Output every line of the material exactly, omitting images.
## start Dataset records
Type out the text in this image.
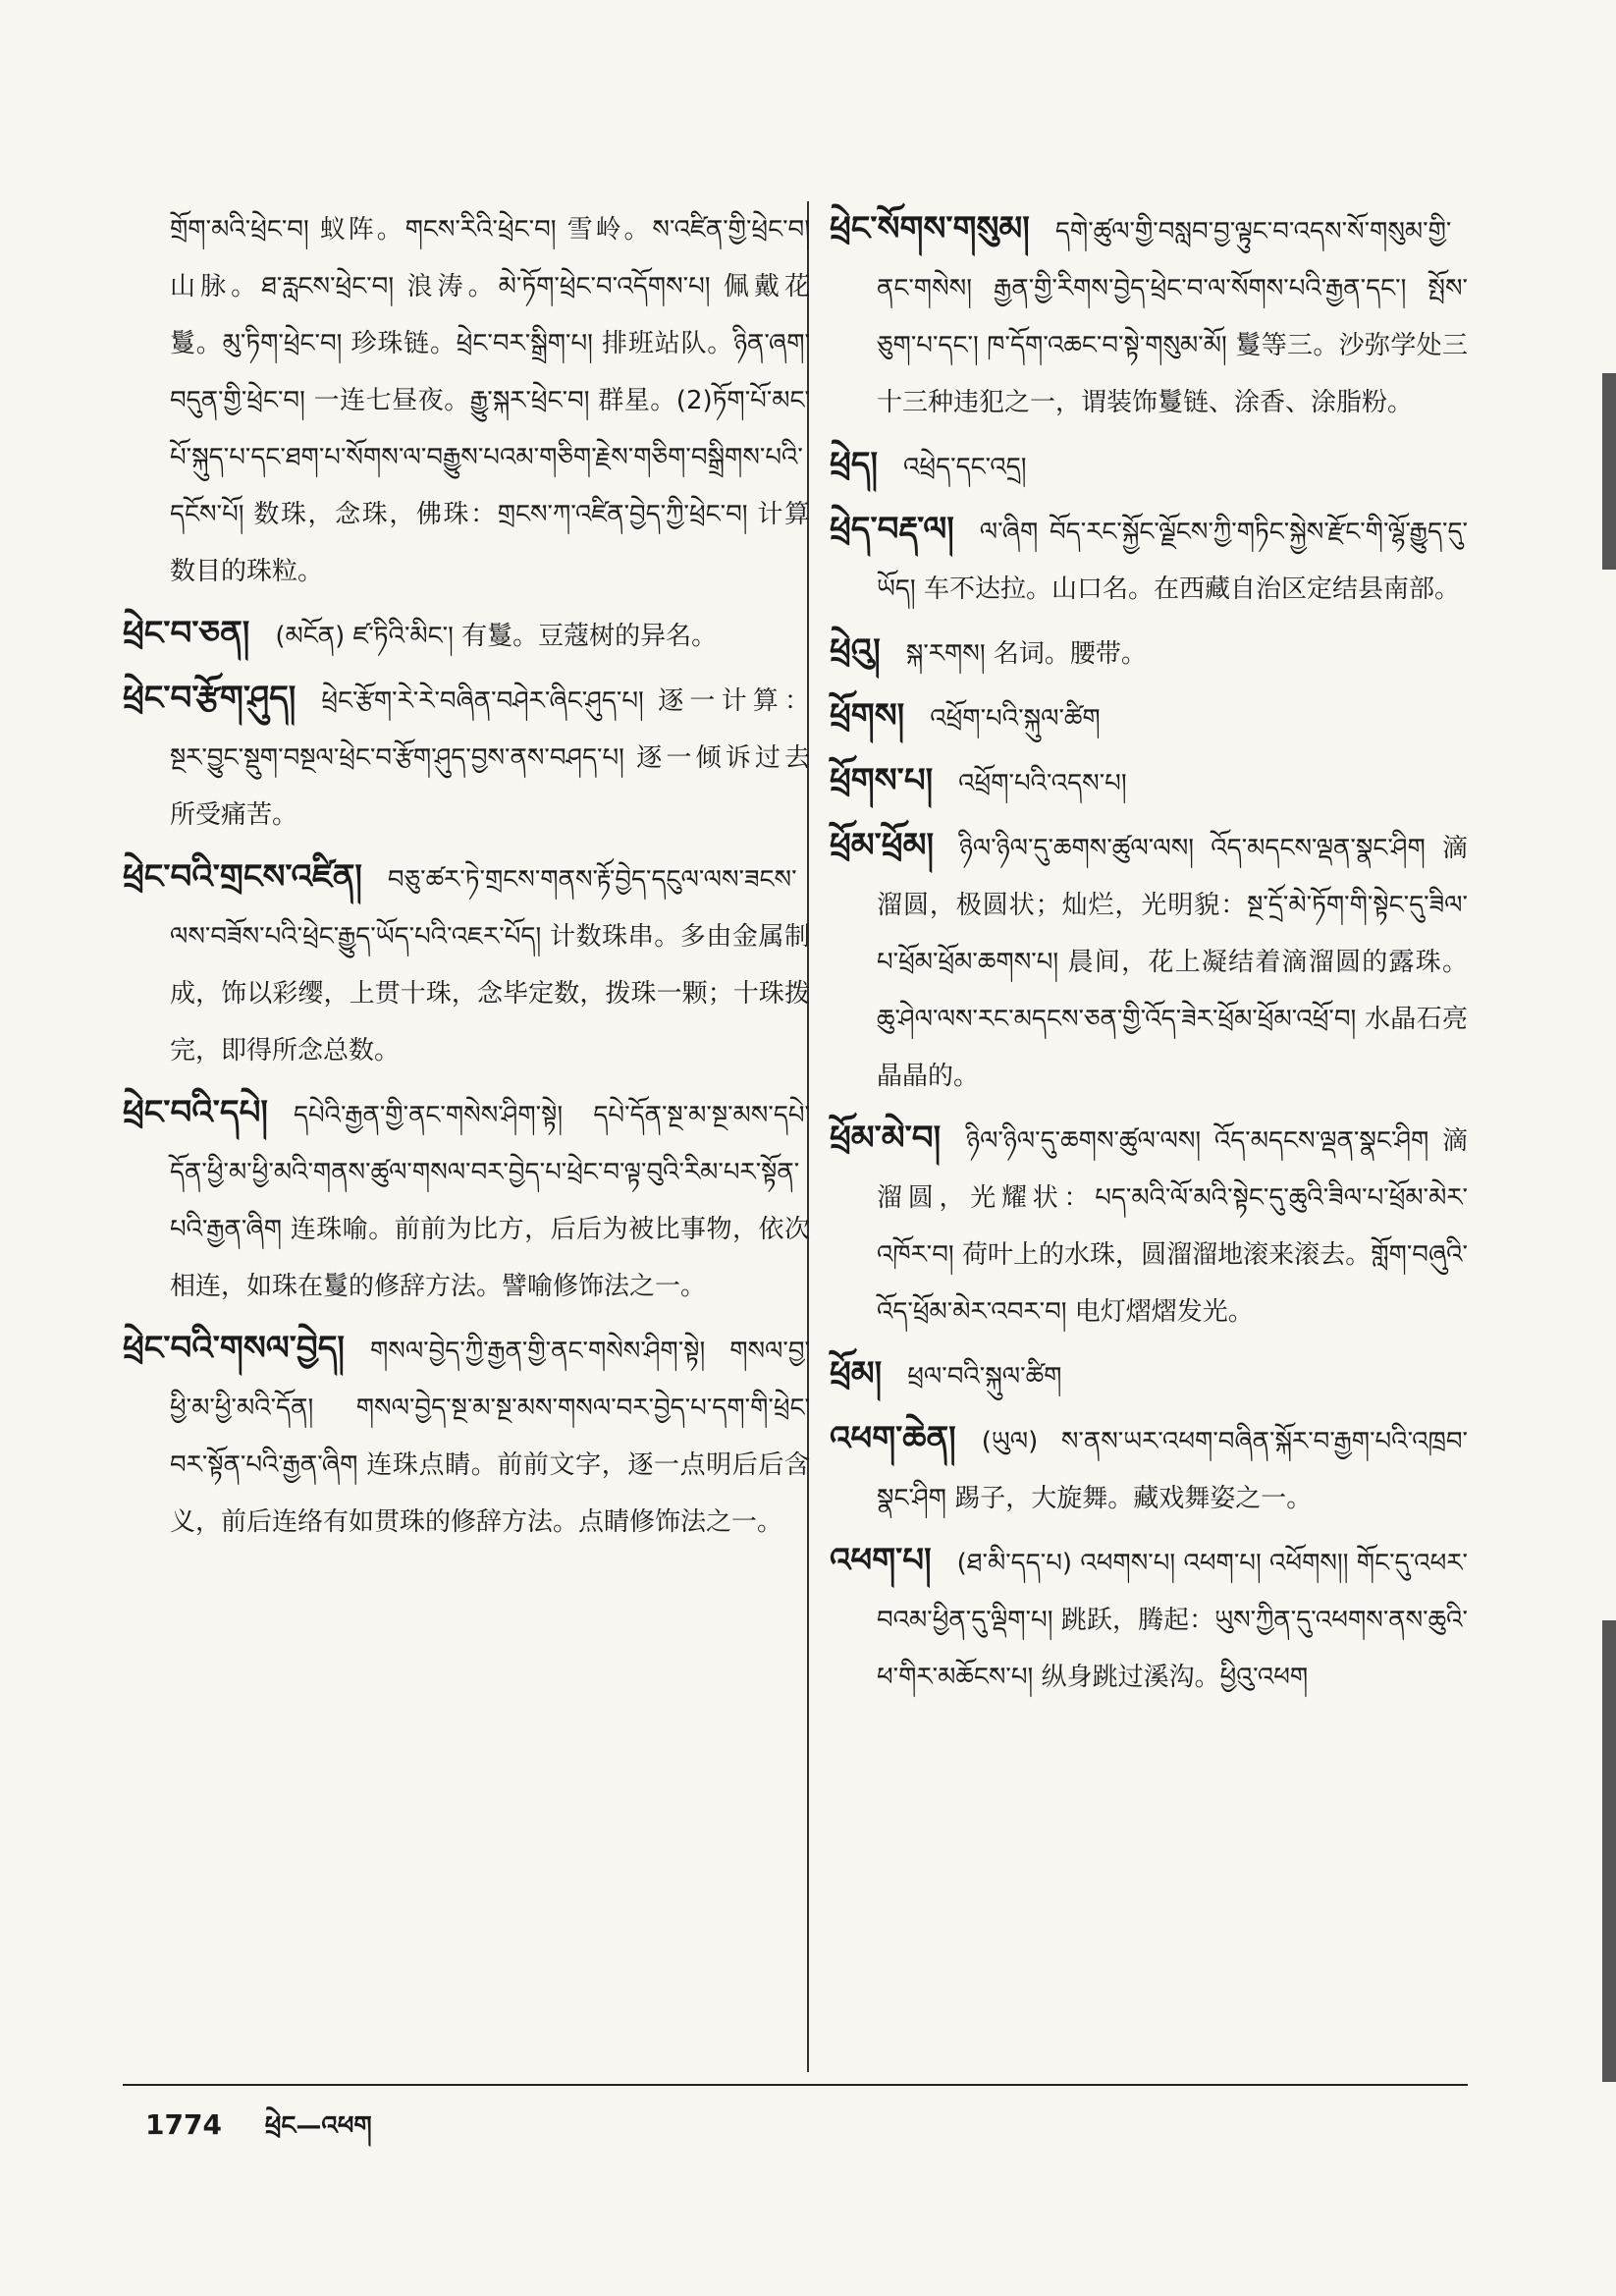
གྲོག་མའི་ཕྲེང་བ། 蚁阵。གངས་རིའི་ཕྲེང་བ། 雪岭。ས་འཛིན་གྱི་ཕྲེང་བ། 山脉。ཐ་རླངས་ཕྲེང་བ། 浪涛。མེ་ཏོག་ཕྲེང་བ་འདོགས་པ། 佩戴花鬘。མུ་ཏིག་ཕྲེང་བ། 珍珠链。ཕྲེང་བར་སྒྲིག་པ། 排班站队。ཉིན་ཞག་བདུན་གྱི་ཕྲེང་བ། 一连七昼夜。རྒྱུ་སྐར་ཕྲེང་བ། 群星。(2)ཏོག་པོ་མང་པོ་སྐུད་པ་དང་ཐག་པ་སོགས་ལ་བརྒྱུས་པའམ་གཅིག་རྗེས་གཅིག་བསྒྲིགས་པའི་དངོས་པོ། 数珠，念珠，佛珠：གྲངས་ཀ་འཛིན་བྱེད་ཀྱི་ཕྲེང་བ། 计算数目的珠粒。

ཕྲེང་བ་ཅན། (མངོན) ཛ་ཏིའི་མིང་། 有鬘。豆蔻树的异名。

ཕྲེང་བ་རྩོག་ཤུད། ཕྲེང་རྩོག་རེ་རེ་བཞིན་བཤེར་ཞིང་ཤུད་པ། 逐一计算：སྔར་བྱུང་སྡུག་བསྔལ་ཕྲེང་བ་རྩོག་ཤུད་བྱས་ནས་བཤད་པ། 逐一倾诉过去所受痛苦。

ཕྲེང་བའི་གྲངས་འཛིན། བཅུ་ཚར་ཏེ་གྲངས་གནས་རྟོ་བྱེད་དངུལ་ལས་ཟངས་ལས་བཟོས་པའི་ཕྲེང་རྒྱུད་ཡོད་པའི་འཇར་པོད། 计数珠串。多由金属制成，饰以彩缨，上贯十珠，念毕定数，拨珠一颗；十珠拨完，即得所念总数。

ཕྲེང་བའི་དཔེ། དཔེའི་རྒྱན་གྱི་ནང་གསེས་ཤིག་སྟེ། དཔེ་དོན་སྔ་མ་སྔ་མས་དཔེ་དོན་ཕྱི་མ་ཕྱི་མའི་གནས་ཚུལ་གསལ་བར་བྱེད་པ་ཕྲེང་བ་ལྟ་བུའི་རིམ་པར་སྟོན་པའི་རྒྱན་ཞིག 连珠喻。前前为比方，后后为被比事物，依次相连，如珠在鬘的修辞方法。譬喻修饰法之一。

ཕྲེང་བའི་གསལ་བྱེད། གསལ་བྱེད་ཀྱི་རྒྱན་གྱི་ནང་གསེས་ཤིག་སྟེ། གསལ་བྱ་ཕྱི་མ་ཕྱི་མའི་དོན། གསལ་བྱེད་སྔ་མ་སྔ་མས་གསལ་བར་བྱེད་པ་དག་གི་ཕྲེང་བར་སྟོན་པའི་རྒྱན་ཞིག 连珠点睛。前前文字，逐一点明后后含义，前后连络有如贯珠的修辞方法。点睛修饰法之一。

ཕྲེང་སོགས་གསུམ། དགེ་ཚུལ་གྱི་བསླབ་བྱ་ལྟུང་བ་འདས་སོ་གསུམ་གྱི་ནང་གསེས། རྒྱན་གྱི་རིགས་བྱེད་ཕྲེང་བ་ལ་སོགས་པའི་རྒྱན་དང་། སྤོས་ཅུག་པ་དང་། ཁ་དོག་འཆང་བ་སྟེ་གསུམ་མོ། 鬘等三。沙弥学处三十三种违犯之一，谓装饰鬘链、涂香、涂脂粉。

ཕྲེད། འཕྲེད་དང་འདྲ།

ཕྲེད་བརྡ་ལ། ལ་ཞིག བོད་རང་སྐྱོང་ལྗོངས་ཀྱི་གཏིང་སྐྱེས་རྫོང་གི་ལྷོ་རྒྱུད་དུ་ཡོད། 车不达拉。山口名。在西藏自治区定结县南部。

ཕྲེའུ། སྐ་རགས། 名词。腰带。

ཕྲོགས། འཕྲོག་པའི་སྐུལ་ཚིག

ཕྲོགས་པ། འཕྲོག་པའི་འདས་པ།

ཕྲོམ་ཕྲོམ། ཉིལ་ཉིལ་དུ་ཆགས་ཚུལ་ལས། འོད་མདངས་ལྡན་སྣང་ཤིག 滴溜圆，极圆状；灿烂，光明貌：སྔ་དྲོ་མེ་ཏོག་གི་སྟེང་དུ་ཟིལ་པ་ཕྲོམ་ཕྲོམ་ཆགས་པ། 晨间，花上凝结着滴溜圆的露珠。ཆུ་ཤེལ་ལས་རང་མདངས་ཅན་གྱི་འོད་ཟེར་ཕྲོམ་ཕྲོམ་འཕྲོ་བ། 水晶石亮晶晶的。

ཕྲོམ་མེ་བ། ཉིལ་ཉིལ་དུ་ཆགས་ཚུལ་ལས། འོད་མདངས་ལྡན་སྣང་ཤིག 滴溜圆，光耀状：པད་མའི་ལོ་མའི་སྟེང་དུ་ཆུའི་ཟིལ་པ་ཕྲོམ་མེར་འཁོར་བ། 荷叶上的水珠，圆溜溜地滚来滚去。གློག་བཞུའི་འོད་ཕྲོམ་མེར་འབར་བ། 电灯熠熠发光。

ཕྲོམ། ཕྲལ་བའི་སྐུལ་ཚིག

འཕག་ཆེན། (ཡུལ) ས་ནས་ཡར་འཕག་བཞིན་སྐོར་བ་རྒྱག་པའི་འཁྲབ་སྣང་ཤིག 踢子，大旋舞。藏戏舞姿之一。

འཕག་པ། (ཐ་མི་དད་པ) འཕགས་པ། འཕག་པ། འཕོགས།། གོང་དུ་འཕར་བའམ་ཕྱིན་དུ་ལྡིག་པ། 跳跃，腾起：ཡུས་ཀྱིན་དུ་འཕགས་ནས་ཆུའི་ཕ་གིར་མཆོངས་པ། 纵身跳过溪沟。ཕྱིའུ་འཕག

1774 ཕྲེང—འཕག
## end Dataset records
- Solution for this exercise
Type out the text in this image.
གྲོག་མའི་ཕྲེང་བ། 蚁阵。གངས་རིའི་ཕྲེང་བ། 雪岭。ས་འཛིན་གྱི་ཕྲེང་བ། 山脉。ཐ་རླངས་ཕྲེང་བ། 浪涛。མེ་ཏོག་ཕྲེང་བ་འདོགས་པ། 佩戴花鬘。མུ་ཏིག་ཕྲེང་བ། 珍珠链。ཕྲེང་བར་སྒྲིག་པ། 排班站队。ཉིན་ཞག་བདུན་གྱི་ཕྲེང་བ། 一连七昼夜。རྒྱུ་སྐར་ཕྲེང་བ། 群星。(2)ཏོག་པོ་མང་པོ་སྐུད་པ་དང་ཐག་པ་སོགས་ལ་བརྒྱུས་པའམ་གཅིག་རྗེས་གཅིག་བསྒྲིགས་པའི་དངོས་པོ། 数珠，念珠，佛珠：གྲངས་ཀ་འཛིན་བྱེད་ཀྱི་ཕྲེང་བ། 计算数目的珠粒。

ཕྲེང་བ་ཅན། (མངོན) ཛ་ཏིའི་མིང་། 有鬘。豆蔻树的异名。

ཕྲེང་བ་རྩོག་ཤུད། ཕྲེང་རྩོག་རེ་རེ་བཞིན་བཤེར་ཞིང་ཤུད་པ། 逐一计算：སྔར་བྱུང་སྡུག་བསྔལ་ཕྲེང་བ་རྩོག་ཤུད་བྱས་ནས་བཤད་པ། 逐一倾诉过去所受痛苦。

ཕྲེང་བའི་གྲངས་འཛིན། བཅུ་ཚར་ཏེ་གྲངས་གནས་རྟོ་བྱེད་དངུལ་ལས་ཟངས་ལས་བཟོས་པའི་ཕྲེང་རྒྱུད་ཡོད་པའི་འཇར་པོད། 计数珠串。多由金属制成，饰以彩缨，上贯十珠，念毕定数，拨珠一颗；十珠拨完，即得所念总数。

ཕྲེང་བའི་དཔེ། དཔེའི་རྒྱན་གྱི་ནང་གསེས་ཤིག་སྟེ། དཔེ་དོན་སྔ་མ་སྔ་མས་དཔེ་དོན་ཕྱི་མ་ཕྱི་མའི་གནས་ཚུལ་གསལ་བར་བྱེད་པ་ཕྲེང་བ་ལྟ་བུའི་རིམ་པར་སྟོན་པའི་རྒྱན་ཞིག 连珠喻。前前为比方，后后为被比事物，依次相连，如珠在鬘的修辞方法。譬喻修饰法之一。

ཕྲེང་བའི་གསལ་བྱེད། གསལ་བྱེད་ཀྱི་རྒྱན་གྱི་ནང་གསེས་ཤིག་སྟེ། གསལ་བྱ་ཕྱི་མ་ཕྱི་མའི་དོན། གསལ་བྱེད་སྔ་མ་སྔ་མས་གསལ་བར་བྱེད་པ་དག་གི་ཕྲེང་བར་སྟོན་པའི་རྒྱན་ཞིག 连珠点睛。前前文字，逐一点明后后含义，前后连络有如贯珠的修辞方法。点睛修饰法之一。

ཕྲེང་སོགས་གསུམ། དགེ་ཚུལ་གྱི་བསླབ་བྱ་ལྟུང་བ་འདས་སོ་གསུམ་གྱི་ནང་གསེས། རྒྱན་གྱི་རིགས་བྱེད་ཕྲེང་བ་ལ་སོགས་པའི་རྒྱན་དང་། སྤོས་ཅུག་པ་དང་། ཁ་དོག་འཆང་བ་སྟེ་གསུམ་མོ། 鬘等三。沙弥学处三十三种违犯之一，谓装饰鬘链、涂香、涂脂粉。

ཕྲེད། འཕྲེད་དང་འདྲ།

ཕྲེད་བརྡ་ལ། ལ་ཞིག བོད་རང་སྐྱོང་ལྗོངས་ཀྱི་གཏིང་སྐྱེས་རྫོང་གི་ལྷོ་རྒྱུད་དུ་ཡོད། 车不达拉。山口名。在西藏自治区定结县南部。

ཕྲེའུ། སྐ་རགས། 名词。腰带。

ཕྲོགས། འཕྲོག་པའི་སྐུལ་ཚིག

ཕྲོགས་པ། འཕྲོག་པའི་འདས་པ།

ཕྲོམ་ཕྲོམ། ཉིལ་ཉིལ་དུ་ཆགས་ཚུལ་ལས། འོད་མདངས་ལྡན་སྣང་ཤིག 滴溜圆，极圆状；灿烂，光明貌：སྔ་དྲོ་མེ་ཏོག་གི་སྟེང་དུ་ཟིལ་པ་ཕྲོམ་ཕྲོམ་ཆགས་པ། 晨间，花上凝结着滴溜圆的露珠。ཆུ་ཤེལ་ལས་རང་མདངས་ཅན་གྱི་འོད་ཟེར་ཕྲོམ་ཕྲོམ་འཕྲོ་བ། 水晶石亮晶晶的。

ཕྲོམ་མེ་བ། ཉིལ་ཉིལ་དུ་ཆགས་ཚུལ་ལས། འོད་མདངས་ལྡན་སྣང་ཤིག 滴溜圆，光耀状：པད་མའི་ལོ་མའི་སྟེང་དུ་ཆུའི་ཟིལ་པ་ཕྲོམ་མེར་འཁོར་བ། 荷叶上的水珠，圆溜溜地滚来滚去。གློག་བཞུའི་འོད་ཕྲོམ་མེར་འབར་བ། 电灯熠熠发光。

ཕྲོམ། ཕྲལ་བའི་སྐུལ་ཚིག

འཕག་ཆེན། (ཡུལ) ས་ནས་ཡར་འཕག་བཞིན་སྐོར་བ་རྒྱག་པའི་འཁྲབ་སྣང་ཤིག 踢子，大旋舞。藏戏舞姿之一。

འཕག་པ། (ཐ་མི་དད་པ) འཕགས་པ། འཕག་པ། འཕོགས།། གོང་དུ་འཕར་བའམ་ཕྱིན་དུ་ལྡིག་པ། 跳跃，腾起：ཡུས་ཀྱིན་དུ་འཕགས་ནས་ཆུའི་ཕ་གིར་མཆོངས་པ། 纵身跳过溪沟。ཕྱིའུ་འཕག

1774 ཕྲེང—འཕག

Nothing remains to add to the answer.